-- Material provided --
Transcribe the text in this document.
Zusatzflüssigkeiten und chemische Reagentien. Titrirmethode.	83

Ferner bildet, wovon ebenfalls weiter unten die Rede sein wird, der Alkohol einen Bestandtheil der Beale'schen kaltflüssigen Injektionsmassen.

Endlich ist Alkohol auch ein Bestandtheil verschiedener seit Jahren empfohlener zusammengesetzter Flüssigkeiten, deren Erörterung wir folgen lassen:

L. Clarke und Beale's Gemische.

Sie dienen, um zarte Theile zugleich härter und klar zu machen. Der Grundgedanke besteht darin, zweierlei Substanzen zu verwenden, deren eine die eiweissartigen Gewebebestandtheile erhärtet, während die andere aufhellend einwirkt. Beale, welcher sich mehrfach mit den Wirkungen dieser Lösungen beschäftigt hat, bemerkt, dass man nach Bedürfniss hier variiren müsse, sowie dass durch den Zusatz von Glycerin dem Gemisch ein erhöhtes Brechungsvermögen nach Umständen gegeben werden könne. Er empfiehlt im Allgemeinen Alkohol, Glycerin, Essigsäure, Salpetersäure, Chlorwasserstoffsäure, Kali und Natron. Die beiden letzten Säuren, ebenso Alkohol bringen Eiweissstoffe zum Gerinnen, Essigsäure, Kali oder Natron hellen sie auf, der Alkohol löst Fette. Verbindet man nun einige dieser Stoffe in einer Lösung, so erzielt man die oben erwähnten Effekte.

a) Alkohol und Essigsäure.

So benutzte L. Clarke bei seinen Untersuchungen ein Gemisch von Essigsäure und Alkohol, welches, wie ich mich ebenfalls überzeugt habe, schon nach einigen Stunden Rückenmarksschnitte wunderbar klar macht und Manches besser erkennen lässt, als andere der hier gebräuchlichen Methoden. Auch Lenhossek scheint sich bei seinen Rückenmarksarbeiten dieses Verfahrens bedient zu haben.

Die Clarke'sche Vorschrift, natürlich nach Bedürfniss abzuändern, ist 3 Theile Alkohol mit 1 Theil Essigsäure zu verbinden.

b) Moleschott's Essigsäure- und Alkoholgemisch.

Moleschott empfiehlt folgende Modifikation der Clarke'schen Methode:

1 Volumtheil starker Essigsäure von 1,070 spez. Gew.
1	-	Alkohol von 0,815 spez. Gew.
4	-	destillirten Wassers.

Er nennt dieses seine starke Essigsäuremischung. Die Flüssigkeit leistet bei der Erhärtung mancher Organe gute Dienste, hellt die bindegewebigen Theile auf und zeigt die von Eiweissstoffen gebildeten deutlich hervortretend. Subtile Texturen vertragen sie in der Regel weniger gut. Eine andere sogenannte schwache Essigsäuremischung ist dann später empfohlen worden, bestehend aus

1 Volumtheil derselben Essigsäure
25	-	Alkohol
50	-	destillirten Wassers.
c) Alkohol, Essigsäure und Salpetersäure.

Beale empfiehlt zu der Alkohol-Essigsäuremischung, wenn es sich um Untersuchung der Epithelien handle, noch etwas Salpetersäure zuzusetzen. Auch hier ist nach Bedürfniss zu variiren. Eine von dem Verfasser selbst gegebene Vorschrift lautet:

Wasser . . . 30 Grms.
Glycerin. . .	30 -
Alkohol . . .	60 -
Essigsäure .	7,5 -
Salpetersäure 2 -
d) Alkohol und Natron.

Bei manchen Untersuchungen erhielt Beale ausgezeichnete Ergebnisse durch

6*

-- Required task --
Leave out every line without the string "Volumtheil" and copy the rest.

-- Full answer --
1 Volumtheil starker Essigsäure von 1,070 spez. Gew.
1 Volumtheil derselben Essigsäure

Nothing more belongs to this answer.